* _DATA RECORDS_:
○ ○ ○ ○ ○
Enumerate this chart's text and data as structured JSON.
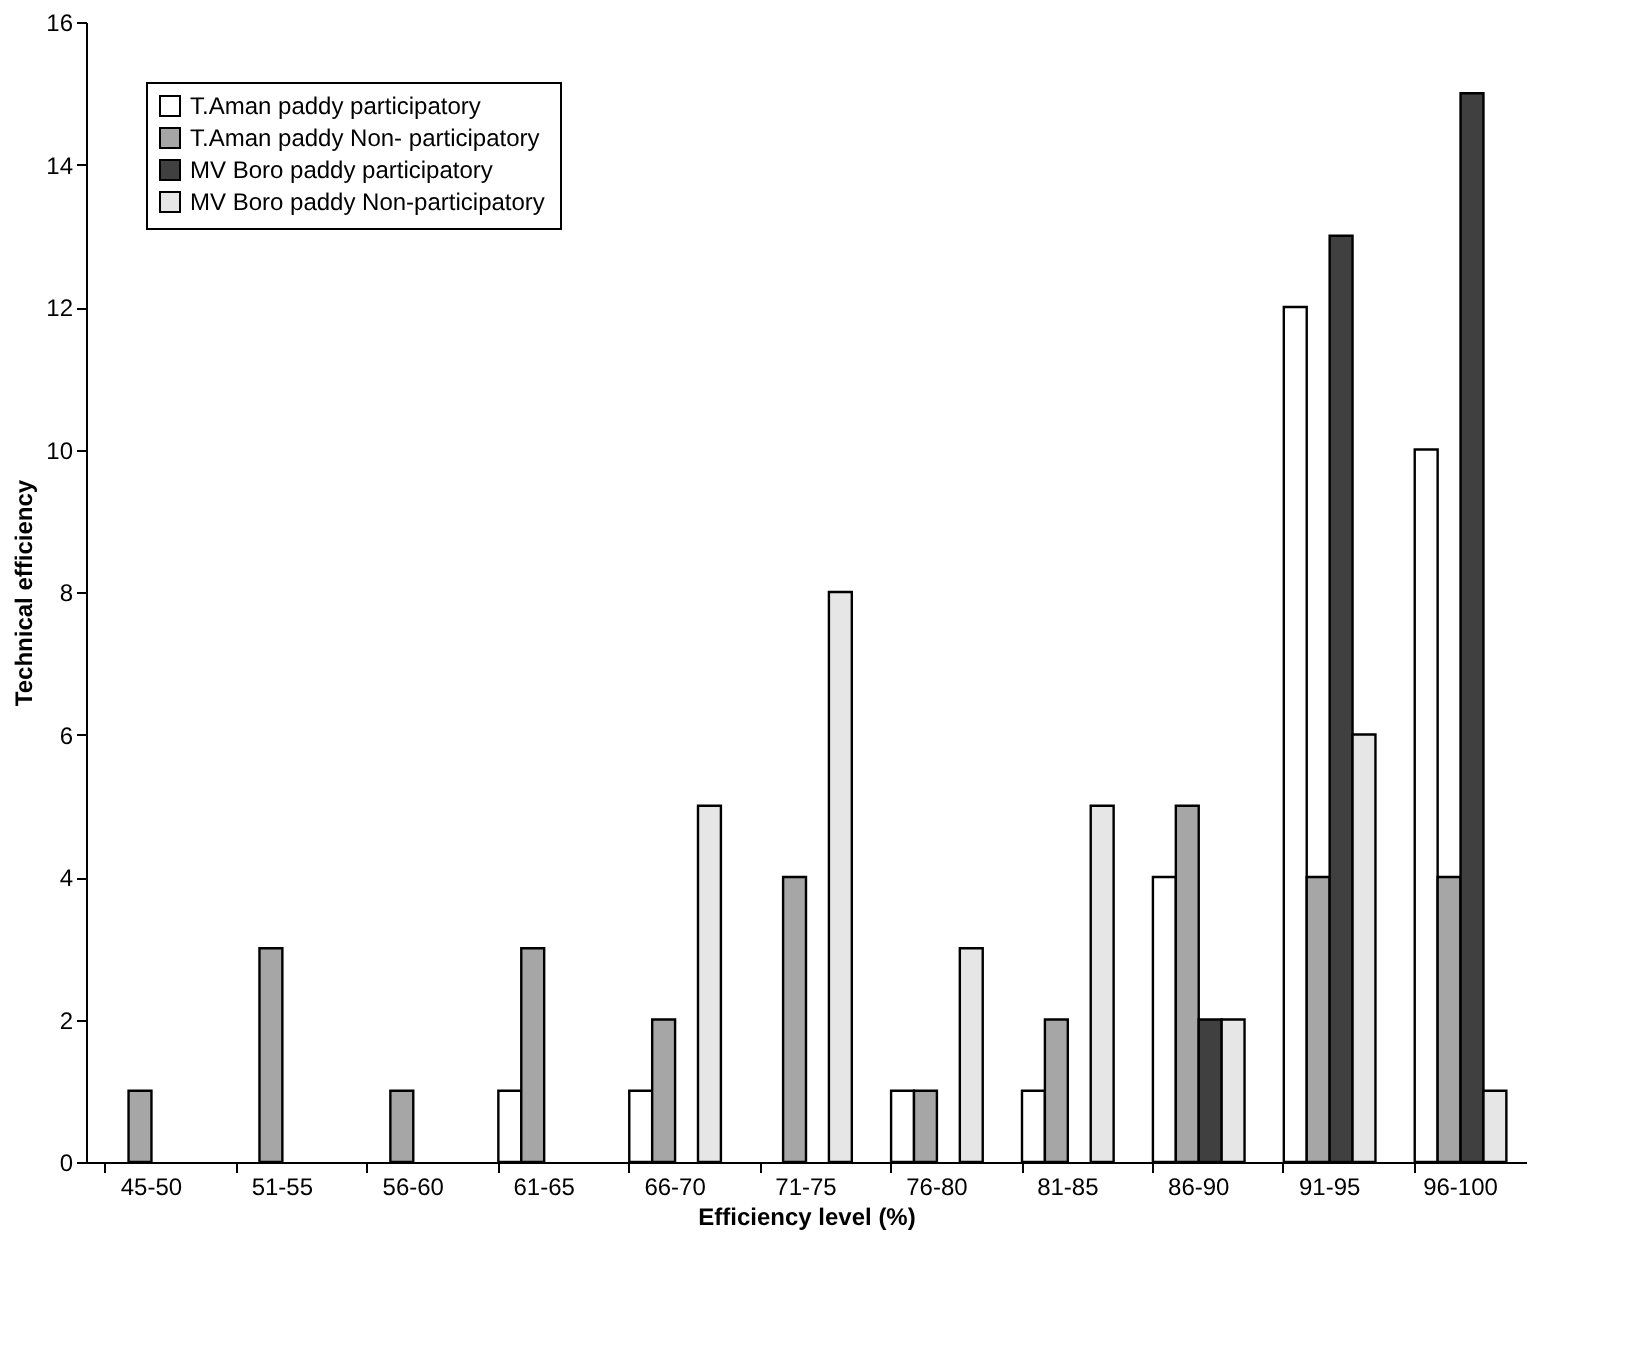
{
  "chart_data": {
    "type": "bar",
    "xlabel": "Efficiency level (%)",
    "ylabel": "Technical efficiency",
    "categories": [
      "45-50",
      "51-55",
      "56-60",
      "61-65",
      "66-70",
      "71-75",
      "76-80",
      "81-85",
      "86-90",
      "91-95",
      "96-100"
    ],
    "series": [
      {
        "name": "T.Aman paddy participatory",
        "color": "#ffffff",
        "values": [
          null,
          null,
          null,
          1,
          1,
          null,
          1,
          1,
          4,
          12,
          10
        ]
      },
      {
        "name": "T.Aman paddy  Non- participatory",
        "color": "#a6a6a6",
        "values": [
          1,
          3,
          1,
          3,
          2,
          4,
          1,
          2,
          5,
          4,
          4
        ]
      },
      {
        "name": "MV Boro paddy participatory",
        "color": "#404040",
        "values": [
          null,
          null,
          null,
          null,
          null,
          null,
          null,
          null,
          2,
          13,
          15
        ]
      },
      {
        "name": "MV Boro paddy Non-participatory",
        "color": "#e6e6e6",
        "values": [
          null,
          null,
          null,
          null,
          5,
          8,
          3,
          5,
          2,
          6,
          1
        ]
      }
    ],
    "ylim": [
      0,
      16
    ],
    "yticks": [
      0,
      2,
      4,
      6,
      8,
      10,
      12,
      14,
      16
    ],
    "grid": false,
    "legend": "top left"
  }
}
○ ○ ○ ○ ○
* _WHAT THE EXERCISE ASKS_:
Gather each line of the listing that holds the string "participatory".

* _SOLUTION FOR THIS TASK_:
        "name": "T.Aman paddy participatory",
        "name": "T.Aman paddy  Non- participatory",
        "name": "MV Boro paddy participatory",
        "name": "MV Boro paddy Non-participatory",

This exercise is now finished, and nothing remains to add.